What is asked: Write out all the material exactly. Leave nothing out.

(Stored data entries)
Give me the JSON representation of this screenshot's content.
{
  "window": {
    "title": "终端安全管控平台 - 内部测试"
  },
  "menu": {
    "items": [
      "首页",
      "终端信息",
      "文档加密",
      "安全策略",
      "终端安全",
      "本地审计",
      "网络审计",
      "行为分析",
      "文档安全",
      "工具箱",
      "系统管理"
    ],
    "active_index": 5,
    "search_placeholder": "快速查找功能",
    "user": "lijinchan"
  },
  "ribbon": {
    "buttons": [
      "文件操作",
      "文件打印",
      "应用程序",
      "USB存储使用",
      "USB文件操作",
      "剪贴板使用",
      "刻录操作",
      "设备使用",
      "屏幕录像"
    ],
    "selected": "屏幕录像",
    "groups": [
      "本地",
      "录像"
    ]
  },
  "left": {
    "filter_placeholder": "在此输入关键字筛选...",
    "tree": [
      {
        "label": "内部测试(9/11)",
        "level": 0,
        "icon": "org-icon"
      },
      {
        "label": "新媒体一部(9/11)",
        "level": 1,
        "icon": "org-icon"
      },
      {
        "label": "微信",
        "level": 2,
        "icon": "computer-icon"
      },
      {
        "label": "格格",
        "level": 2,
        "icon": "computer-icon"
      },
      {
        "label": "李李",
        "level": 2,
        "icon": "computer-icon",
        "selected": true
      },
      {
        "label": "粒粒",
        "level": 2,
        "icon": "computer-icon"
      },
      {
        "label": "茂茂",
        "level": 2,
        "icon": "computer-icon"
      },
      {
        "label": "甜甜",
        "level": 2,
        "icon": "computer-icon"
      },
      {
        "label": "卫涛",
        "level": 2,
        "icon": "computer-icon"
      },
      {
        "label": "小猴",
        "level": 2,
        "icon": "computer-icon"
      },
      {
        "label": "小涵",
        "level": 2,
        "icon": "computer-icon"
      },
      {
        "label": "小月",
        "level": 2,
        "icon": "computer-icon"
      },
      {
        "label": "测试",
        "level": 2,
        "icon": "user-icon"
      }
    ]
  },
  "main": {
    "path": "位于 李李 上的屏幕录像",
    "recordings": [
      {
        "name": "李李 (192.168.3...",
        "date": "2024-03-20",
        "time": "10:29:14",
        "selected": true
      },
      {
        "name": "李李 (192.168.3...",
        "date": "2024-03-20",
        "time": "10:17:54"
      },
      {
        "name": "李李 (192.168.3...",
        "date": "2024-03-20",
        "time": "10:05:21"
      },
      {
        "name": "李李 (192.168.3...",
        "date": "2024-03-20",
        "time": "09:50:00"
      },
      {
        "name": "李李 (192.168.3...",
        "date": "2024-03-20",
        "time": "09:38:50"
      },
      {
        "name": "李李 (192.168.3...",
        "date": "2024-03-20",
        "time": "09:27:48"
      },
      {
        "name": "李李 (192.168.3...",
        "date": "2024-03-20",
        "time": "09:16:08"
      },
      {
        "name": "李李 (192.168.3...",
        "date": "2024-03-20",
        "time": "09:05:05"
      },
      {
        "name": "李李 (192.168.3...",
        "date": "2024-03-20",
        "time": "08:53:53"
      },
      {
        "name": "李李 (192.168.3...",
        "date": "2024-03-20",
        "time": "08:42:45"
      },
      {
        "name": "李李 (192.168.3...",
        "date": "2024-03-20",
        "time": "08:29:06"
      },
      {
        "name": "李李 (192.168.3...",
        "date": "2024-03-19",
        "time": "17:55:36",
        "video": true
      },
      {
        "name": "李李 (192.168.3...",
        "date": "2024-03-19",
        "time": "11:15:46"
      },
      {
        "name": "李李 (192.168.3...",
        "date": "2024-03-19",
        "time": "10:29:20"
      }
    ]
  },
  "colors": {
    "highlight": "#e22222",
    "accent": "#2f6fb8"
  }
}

Reply to the task:
Give me the JSON representation of this screenshot's content.
{
  "window": {
    "title": "终端安全管控平台 - 内部测试"
  },
  "menu": {
    "items": [
      "首页",
      "终端信息",
      "文档加密",
      "安全策略",
      "终端安全",
      "本地审计",
      "网络审计",
      "行为分析",
      "文档安全",
      "工具箱",
      "系统管理"
    ],
    "active_index": 5,
    "search_placeholder": "快速查找功能",
    "user": "lijinchan"
  },
  "ribbon": {
    "buttons": [
      "文件操作",
      "文件打印",
      "应用程序",
      "USB存储使用",
      "USB文件操作",
      "剪贴板使用",
      "刻录操作",
      "设备使用",
      "屏幕录像"
    ],
    "selected": "屏幕录像",
    "groups": [
      "本地",
      "录像"
    ]
  },
  "left": {
    "filter_placeholder": "在此输入关键字筛选...",
    "tree": [
      {
        "label": "内部测试(9/11)",
        "level": 0,
        "icon": "org-icon"
      },
      {
        "label": "新媒体一部(9/11)",
        "level": 1,
        "icon": "org-icon"
      },
      {
        "label": "微信",
        "level": 2,
        "icon": "computer-icon"
      },
      {
        "label": "格格",
        "level": 2,
        "icon": "computer-icon"
      },
      {
        "label": "李李",
        "level": 2,
        "icon": "computer-icon",
        "selected": true
      },
      {
        "label": "粒粒",
        "level": 2,
        "icon": "computer-icon"
      },
      {
        "label": "茂茂",
        "level": 2,
        "icon": "computer-icon"
      },
      {
        "label": "甜甜",
        "level": 2,
        "icon": "computer-icon"
      },
      {
        "label": "卫涛",
        "level": 2,
        "icon": "computer-icon"
      },
      {
        "label": "小猴",
        "level": 2,
        "icon": "computer-icon"
      },
      {
        "label": "小涵",
        "level": 2,
        "icon": "computer-icon"
      },
      {
        "label": "小月",
        "level": 2,
        "icon": "computer-icon"
      },
      {
        "label": "测试",
        "level": 2,
        "icon": "user-icon"
      }
    ]
  },
  "main": {
    "path": "位于 李李 上的屏幕录像",
    "recordings": [
      {
        "name": "李李 (192.168.3...",
        "date": "2024-03-20",
        "time": "10:29:14",
        "selected": true
      },
      {
        "name": "李李 (192.168.3...",
        "date": "2024-03-20",
        "time": "10:17:54"
      },
      {
        "name": "李李 (192.168.3...",
        "date": "2024-03-20",
        "time": "10:05:21"
      },
      {
        "name": "李李 (192.168.3...",
        "date": "2024-03-20",
        "time": "09:50:00"
      },
      {
        "name": "李李 (192.168.3...",
        "date": "2024-03-20",
        "time": "09:38:50"
      },
      {
        "name": "李李 (192.168.3...",
        "date": "2024-03-20",
        "time": "09:27:48"
      },
      {
        "name": "李李 (192.168.3...",
        "date": "2024-03-20",
        "time": "09:16:08"
      },
      {
        "name": "李李 (192.168.3...",
        "date": "2024-03-20",
        "time": "09:05:05"
      },
      {
        "name": "李李 (192.168.3...",
        "date": "2024-03-20",
        "time": "08:53:53"
      },
      {
        "name": "李李 (192.168.3...",
        "date": "2024-03-20",
        "time": "08:42:45"
      },
      {
        "name": "李李 (192.168.3...",
        "date": "2024-03-20",
        "time": "08:29:06"
      },
      {
        "name": "李李 (192.168.3...",
        "date": "2024-03-19",
        "time": "17:55:36",
        "video": true
      },
      {
        "name": "李李 (192.168.3...",
        "date": "2024-03-19",
        "time": "11:15:46"
      },
      {
        "name": "李李 (192.168.3...",
        "date": "2024-03-19",
        "time": "10:29:20"
      }
    ]
  },
  "colors": {
    "highlight": "#e22222",
    "accent": "#2f6fb8"
  }
}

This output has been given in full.